◆ Exercise instructions ◆
How many lines of the records below contain the word "chevron"? Answer with the number alone.

◆ Available records ◆
★ ★ ★ ★ ★

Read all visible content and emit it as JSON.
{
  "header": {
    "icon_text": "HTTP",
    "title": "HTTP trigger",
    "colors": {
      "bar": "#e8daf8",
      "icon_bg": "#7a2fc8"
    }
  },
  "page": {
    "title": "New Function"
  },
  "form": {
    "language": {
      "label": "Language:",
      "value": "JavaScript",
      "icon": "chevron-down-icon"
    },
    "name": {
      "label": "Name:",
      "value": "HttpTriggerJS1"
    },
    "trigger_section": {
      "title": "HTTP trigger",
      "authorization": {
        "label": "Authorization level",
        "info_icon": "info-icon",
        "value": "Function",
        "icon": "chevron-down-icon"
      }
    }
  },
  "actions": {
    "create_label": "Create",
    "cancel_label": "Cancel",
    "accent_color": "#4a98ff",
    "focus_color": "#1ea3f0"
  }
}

★ ★ ★ ★ ★

◆ Solution to the problem ◆
2